Provided material.
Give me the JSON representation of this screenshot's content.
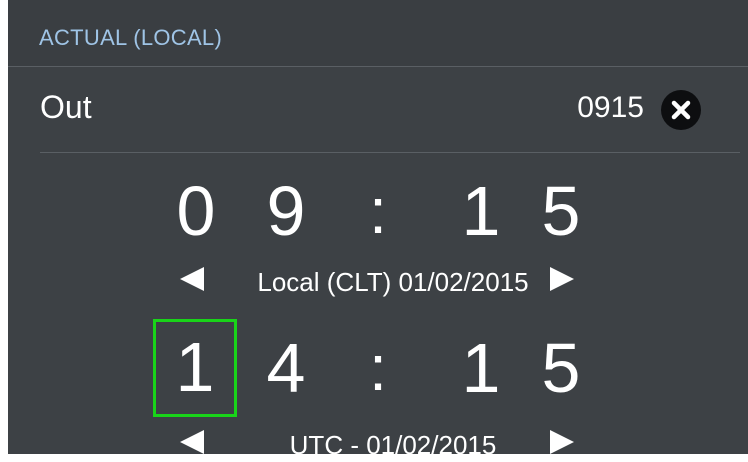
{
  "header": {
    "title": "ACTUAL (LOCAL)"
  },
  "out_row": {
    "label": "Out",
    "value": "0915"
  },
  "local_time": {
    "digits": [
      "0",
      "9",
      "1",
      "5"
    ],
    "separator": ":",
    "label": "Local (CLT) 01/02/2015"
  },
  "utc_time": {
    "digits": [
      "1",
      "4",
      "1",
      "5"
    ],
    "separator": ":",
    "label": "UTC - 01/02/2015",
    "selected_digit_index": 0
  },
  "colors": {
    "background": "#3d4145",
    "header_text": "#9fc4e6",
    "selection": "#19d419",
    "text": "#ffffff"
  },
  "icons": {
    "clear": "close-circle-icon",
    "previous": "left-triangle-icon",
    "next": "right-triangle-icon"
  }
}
--
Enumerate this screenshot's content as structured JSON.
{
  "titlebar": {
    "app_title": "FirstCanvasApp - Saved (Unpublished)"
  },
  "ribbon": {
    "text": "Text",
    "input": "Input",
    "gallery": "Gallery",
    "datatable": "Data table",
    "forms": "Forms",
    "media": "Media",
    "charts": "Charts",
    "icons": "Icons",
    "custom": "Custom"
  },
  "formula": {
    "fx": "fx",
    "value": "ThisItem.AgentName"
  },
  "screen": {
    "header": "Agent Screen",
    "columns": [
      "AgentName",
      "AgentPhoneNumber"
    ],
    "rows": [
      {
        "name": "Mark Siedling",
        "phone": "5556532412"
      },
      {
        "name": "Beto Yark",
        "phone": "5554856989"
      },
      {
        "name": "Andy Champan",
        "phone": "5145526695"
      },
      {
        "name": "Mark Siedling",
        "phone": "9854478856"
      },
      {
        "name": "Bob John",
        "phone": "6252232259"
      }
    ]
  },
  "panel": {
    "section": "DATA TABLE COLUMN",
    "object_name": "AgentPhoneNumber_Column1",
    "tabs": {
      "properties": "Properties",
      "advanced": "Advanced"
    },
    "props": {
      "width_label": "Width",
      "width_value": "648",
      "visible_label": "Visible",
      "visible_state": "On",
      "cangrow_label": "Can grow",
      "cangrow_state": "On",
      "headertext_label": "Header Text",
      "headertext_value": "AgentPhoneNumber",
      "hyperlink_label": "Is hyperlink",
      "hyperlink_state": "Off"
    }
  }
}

Task details. Look through the listing above. Pick out each line with "JSON" and copy it.

Result.
Give me the JSON representation of this screenshot's content.
Enumerate this screenshot's content as structured JSON.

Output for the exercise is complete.